Each line that holds the word "grid" is to be identified and copied.

— Start of Given data —

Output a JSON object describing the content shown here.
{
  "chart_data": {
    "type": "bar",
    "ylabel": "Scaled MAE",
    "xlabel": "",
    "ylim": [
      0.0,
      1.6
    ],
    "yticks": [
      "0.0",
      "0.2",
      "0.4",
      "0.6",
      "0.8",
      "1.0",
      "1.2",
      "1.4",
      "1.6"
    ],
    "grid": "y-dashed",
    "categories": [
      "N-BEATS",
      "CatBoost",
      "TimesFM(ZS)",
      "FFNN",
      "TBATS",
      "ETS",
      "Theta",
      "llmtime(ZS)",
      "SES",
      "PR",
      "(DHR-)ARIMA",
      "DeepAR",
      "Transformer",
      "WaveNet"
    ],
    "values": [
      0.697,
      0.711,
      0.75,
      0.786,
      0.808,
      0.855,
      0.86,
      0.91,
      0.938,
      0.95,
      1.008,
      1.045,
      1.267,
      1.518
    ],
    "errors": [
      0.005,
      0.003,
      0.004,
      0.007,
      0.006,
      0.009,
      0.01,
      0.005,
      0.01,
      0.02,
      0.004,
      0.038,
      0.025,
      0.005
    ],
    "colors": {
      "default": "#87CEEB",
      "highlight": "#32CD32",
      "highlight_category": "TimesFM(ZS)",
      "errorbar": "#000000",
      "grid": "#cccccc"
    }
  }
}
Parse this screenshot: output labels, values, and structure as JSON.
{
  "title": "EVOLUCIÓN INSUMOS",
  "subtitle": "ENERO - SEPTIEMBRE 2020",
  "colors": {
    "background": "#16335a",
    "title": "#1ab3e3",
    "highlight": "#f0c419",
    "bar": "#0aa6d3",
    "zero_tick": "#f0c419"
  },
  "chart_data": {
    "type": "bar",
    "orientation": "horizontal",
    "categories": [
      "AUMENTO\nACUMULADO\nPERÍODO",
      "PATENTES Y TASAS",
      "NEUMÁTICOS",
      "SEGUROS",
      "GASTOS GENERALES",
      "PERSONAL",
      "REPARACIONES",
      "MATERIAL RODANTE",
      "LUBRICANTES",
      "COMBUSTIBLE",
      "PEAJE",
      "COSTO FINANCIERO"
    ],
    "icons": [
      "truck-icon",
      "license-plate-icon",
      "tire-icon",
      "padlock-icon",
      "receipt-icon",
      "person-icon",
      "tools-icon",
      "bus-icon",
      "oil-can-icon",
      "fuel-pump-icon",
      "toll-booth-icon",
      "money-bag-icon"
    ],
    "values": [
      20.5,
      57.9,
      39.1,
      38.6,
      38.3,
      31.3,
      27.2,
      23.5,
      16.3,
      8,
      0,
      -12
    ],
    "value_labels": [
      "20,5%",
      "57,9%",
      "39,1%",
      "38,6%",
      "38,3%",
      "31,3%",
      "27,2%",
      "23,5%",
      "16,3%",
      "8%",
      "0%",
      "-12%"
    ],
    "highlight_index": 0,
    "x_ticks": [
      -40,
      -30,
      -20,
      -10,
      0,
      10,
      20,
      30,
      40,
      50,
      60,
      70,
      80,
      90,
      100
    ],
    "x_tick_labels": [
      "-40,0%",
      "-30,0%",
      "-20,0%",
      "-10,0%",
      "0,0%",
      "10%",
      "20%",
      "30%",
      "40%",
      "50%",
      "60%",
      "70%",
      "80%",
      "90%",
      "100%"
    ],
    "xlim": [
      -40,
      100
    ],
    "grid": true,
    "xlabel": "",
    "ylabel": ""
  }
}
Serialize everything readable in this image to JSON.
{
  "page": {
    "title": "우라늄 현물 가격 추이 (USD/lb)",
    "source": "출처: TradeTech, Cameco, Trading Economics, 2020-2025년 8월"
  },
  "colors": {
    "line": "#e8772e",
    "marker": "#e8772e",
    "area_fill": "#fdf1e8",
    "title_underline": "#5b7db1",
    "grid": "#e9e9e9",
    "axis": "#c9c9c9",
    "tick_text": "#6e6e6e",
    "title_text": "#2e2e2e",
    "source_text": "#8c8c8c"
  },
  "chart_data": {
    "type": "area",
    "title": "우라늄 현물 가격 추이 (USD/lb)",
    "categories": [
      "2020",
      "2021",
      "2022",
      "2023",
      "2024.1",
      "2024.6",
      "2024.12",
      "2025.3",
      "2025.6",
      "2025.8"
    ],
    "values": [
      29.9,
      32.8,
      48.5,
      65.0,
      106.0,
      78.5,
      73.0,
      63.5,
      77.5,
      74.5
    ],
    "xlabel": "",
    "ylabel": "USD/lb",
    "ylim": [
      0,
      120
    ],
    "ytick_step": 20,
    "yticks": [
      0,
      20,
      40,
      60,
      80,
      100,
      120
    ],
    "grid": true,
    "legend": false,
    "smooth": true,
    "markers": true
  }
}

— End of Given data —

▶ Reply
    "grid": "y-dashed",
      "grid": "#cccccc"
    "grid": true,
    "grid": "#e9e9e9",
    "grid": true,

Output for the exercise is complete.